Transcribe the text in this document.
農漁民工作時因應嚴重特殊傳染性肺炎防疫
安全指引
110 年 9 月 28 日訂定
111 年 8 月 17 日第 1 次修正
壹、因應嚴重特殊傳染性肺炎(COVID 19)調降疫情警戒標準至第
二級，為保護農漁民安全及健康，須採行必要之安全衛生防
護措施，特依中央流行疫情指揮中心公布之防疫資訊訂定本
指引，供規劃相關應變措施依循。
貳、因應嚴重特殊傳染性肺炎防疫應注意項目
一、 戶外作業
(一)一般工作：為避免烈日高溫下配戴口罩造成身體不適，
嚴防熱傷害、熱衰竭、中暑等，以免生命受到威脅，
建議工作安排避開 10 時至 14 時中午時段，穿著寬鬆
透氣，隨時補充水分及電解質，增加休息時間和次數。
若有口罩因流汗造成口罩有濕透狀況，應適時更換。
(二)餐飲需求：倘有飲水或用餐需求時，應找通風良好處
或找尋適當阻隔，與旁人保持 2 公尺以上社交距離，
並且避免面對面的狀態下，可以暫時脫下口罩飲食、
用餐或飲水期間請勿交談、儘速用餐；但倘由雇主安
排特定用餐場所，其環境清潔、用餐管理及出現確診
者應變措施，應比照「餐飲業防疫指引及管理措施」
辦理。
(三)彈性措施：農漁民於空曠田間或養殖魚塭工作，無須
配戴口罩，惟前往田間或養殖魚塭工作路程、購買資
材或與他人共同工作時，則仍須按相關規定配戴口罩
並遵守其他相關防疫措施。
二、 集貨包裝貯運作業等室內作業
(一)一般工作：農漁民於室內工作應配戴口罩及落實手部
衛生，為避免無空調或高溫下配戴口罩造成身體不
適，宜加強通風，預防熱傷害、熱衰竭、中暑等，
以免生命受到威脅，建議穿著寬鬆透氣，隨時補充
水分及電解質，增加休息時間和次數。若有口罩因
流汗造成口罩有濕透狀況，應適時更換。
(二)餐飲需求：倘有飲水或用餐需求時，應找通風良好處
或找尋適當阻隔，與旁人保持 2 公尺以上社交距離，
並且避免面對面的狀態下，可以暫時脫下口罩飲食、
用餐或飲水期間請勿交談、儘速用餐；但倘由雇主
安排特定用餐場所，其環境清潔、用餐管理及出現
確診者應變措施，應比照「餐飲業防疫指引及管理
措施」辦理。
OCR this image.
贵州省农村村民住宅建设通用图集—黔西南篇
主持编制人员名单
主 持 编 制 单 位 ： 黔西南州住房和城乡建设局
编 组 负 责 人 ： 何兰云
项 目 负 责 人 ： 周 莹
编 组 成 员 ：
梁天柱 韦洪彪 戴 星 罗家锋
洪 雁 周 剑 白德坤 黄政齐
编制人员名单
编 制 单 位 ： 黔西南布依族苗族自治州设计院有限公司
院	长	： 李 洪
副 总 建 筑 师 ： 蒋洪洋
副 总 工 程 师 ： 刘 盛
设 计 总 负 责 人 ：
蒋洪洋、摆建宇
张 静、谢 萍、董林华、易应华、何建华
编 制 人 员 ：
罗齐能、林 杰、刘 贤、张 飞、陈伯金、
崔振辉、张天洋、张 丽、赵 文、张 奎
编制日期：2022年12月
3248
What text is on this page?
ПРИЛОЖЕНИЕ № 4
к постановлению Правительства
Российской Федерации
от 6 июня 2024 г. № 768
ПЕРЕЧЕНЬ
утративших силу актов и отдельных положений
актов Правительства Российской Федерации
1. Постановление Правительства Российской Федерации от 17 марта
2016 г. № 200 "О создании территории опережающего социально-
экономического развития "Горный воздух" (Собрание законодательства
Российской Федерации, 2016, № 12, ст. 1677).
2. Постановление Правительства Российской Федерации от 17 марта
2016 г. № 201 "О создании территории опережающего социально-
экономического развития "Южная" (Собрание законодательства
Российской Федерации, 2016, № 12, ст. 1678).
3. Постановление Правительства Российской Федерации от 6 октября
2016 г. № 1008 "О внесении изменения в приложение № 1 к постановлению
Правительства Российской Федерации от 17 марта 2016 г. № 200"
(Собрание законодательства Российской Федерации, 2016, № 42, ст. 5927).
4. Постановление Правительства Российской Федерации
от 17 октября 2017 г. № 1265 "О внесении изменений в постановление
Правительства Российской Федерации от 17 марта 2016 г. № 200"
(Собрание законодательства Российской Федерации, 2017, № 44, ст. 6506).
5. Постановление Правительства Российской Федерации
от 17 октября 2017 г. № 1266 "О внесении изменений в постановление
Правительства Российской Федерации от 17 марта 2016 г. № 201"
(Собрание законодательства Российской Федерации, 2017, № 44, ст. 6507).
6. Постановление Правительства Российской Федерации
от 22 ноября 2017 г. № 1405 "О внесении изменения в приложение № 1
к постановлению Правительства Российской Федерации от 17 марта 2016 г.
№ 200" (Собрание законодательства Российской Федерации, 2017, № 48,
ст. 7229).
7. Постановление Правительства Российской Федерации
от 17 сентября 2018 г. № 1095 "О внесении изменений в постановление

━━━━━━━━━━━━━━━━━━━━━━━━━━━━━━

__WRITTEN REQUEST__.
The answer should be a single number: the count of lines in the data that include the string "создании".

__REPLY TO THE EXERCISE__.
2